WORK REQUIRED: Copy the rows starting at the line containing "I need the location" and ending at the line containing "intro-line-2: dos economistas, isso", leaving the pictures out of your answer.

AVAILABLE RECORDS:
***

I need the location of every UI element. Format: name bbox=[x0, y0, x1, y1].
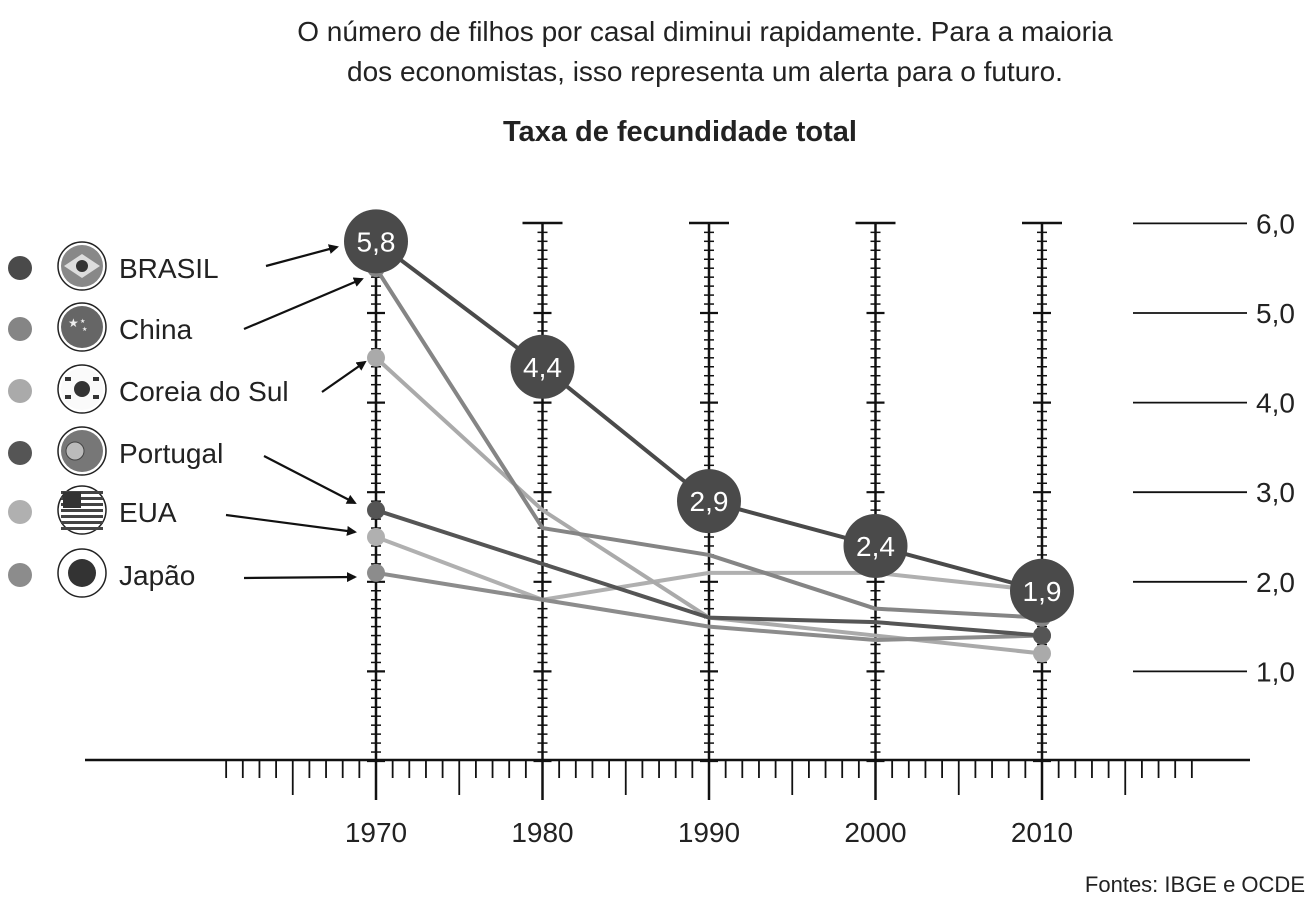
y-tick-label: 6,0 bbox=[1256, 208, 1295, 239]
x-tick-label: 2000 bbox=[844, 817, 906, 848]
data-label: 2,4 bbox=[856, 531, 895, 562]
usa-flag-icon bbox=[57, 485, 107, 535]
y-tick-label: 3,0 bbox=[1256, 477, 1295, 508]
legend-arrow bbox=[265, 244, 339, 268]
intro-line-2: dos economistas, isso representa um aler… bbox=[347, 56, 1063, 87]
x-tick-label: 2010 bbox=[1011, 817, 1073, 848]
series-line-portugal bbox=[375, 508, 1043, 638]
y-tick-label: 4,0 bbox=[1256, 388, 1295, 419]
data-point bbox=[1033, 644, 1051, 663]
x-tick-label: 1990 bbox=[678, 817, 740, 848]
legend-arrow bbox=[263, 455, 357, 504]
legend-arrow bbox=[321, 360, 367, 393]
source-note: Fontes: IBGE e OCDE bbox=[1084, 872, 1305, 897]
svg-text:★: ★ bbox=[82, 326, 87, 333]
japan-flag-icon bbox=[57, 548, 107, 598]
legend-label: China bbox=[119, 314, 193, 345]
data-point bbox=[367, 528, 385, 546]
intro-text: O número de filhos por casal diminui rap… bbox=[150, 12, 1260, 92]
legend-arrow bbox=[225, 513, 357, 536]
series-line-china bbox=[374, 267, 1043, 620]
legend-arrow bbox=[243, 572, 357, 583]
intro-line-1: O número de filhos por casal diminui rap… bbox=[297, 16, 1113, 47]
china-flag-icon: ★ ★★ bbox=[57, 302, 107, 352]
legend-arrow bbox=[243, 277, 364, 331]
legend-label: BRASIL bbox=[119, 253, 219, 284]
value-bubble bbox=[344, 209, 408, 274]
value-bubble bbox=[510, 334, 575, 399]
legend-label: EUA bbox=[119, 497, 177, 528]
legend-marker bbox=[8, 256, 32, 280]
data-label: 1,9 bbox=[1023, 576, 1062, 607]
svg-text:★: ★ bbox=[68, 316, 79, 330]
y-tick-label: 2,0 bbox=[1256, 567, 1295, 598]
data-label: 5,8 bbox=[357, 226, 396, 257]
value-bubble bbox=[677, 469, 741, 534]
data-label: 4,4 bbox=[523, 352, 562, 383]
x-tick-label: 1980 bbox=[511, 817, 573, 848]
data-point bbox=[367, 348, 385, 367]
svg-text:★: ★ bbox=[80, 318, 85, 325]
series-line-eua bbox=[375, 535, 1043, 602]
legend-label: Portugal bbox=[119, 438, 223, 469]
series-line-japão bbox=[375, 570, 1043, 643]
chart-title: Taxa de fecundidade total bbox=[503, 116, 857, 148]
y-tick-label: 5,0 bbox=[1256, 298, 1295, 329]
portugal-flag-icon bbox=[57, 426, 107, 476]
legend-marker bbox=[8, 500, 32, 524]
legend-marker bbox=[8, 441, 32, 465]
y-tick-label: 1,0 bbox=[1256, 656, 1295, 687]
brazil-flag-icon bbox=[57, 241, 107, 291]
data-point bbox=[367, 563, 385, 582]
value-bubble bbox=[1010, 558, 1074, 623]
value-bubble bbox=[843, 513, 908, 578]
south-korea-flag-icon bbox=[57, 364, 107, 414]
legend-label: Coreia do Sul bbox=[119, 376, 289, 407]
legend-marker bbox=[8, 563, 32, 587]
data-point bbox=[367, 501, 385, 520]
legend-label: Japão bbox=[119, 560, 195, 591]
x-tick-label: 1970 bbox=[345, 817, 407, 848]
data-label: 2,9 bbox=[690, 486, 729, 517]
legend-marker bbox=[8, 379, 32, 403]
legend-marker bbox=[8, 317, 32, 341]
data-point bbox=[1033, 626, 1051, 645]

***

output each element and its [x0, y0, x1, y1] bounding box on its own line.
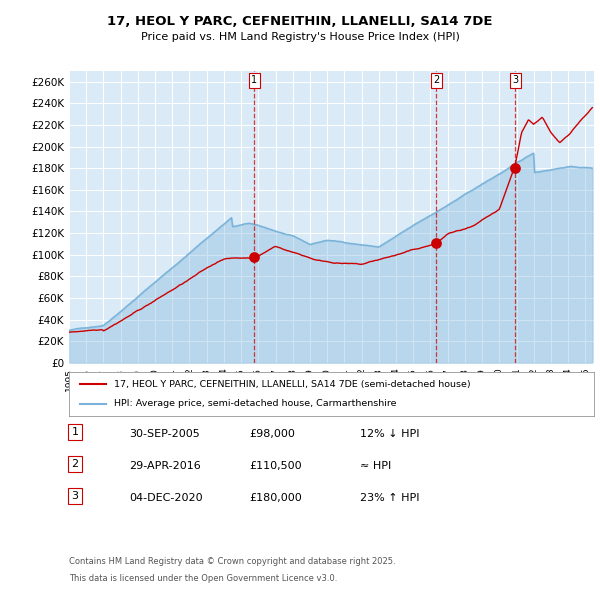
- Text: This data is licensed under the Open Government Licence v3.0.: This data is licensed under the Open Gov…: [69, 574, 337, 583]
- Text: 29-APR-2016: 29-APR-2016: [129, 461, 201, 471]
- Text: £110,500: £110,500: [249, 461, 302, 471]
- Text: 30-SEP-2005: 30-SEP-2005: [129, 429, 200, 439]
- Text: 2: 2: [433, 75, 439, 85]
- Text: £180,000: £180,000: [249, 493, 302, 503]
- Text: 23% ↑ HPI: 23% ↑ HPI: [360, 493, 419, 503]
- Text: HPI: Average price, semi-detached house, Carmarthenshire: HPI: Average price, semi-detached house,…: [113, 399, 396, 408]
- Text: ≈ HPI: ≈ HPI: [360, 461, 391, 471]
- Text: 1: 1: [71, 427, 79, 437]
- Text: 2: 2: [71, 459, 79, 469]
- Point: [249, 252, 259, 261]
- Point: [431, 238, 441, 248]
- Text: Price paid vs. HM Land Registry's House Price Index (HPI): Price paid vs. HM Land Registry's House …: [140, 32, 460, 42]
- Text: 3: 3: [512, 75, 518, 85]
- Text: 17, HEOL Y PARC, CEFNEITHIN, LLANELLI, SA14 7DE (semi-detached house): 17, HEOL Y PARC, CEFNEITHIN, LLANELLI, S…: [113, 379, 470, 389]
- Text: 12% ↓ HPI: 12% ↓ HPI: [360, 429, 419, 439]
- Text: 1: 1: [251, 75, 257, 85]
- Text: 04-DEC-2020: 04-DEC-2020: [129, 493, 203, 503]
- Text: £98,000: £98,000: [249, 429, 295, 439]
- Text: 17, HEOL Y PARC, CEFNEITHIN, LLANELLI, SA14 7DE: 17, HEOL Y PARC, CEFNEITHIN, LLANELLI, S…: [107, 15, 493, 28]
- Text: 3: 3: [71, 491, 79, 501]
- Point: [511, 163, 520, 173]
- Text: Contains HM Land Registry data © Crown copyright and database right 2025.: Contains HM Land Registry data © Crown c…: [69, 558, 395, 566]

***

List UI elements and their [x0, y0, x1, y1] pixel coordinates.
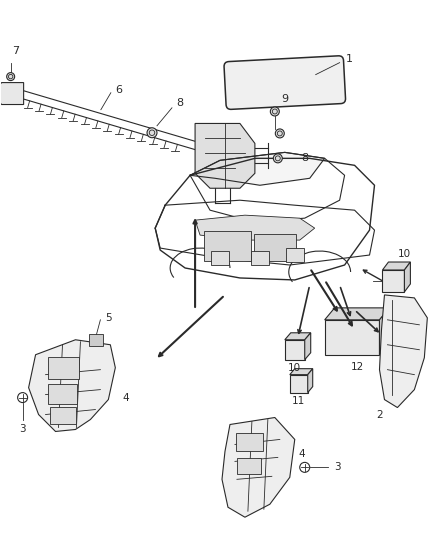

***

TASK OUTPUT:
I need the location of every UI element. Format: name bbox=[x0, y0, x1, y1].
y-tick-label: 6,0 bbox=[1256, 208, 1295, 239]
x-tick-label: 2000 bbox=[844, 817, 906, 848]
data-label: 2,4 bbox=[856, 531, 895, 562]
usa-flag-icon bbox=[57, 485, 107, 535]
y-tick-label: 3,0 bbox=[1256, 477, 1295, 508]
legend-arrow bbox=[265, 244, 339, 268]
intro-line-2: dos economistas, isso representa um aler… bbox=[347, 56, 1063, 87]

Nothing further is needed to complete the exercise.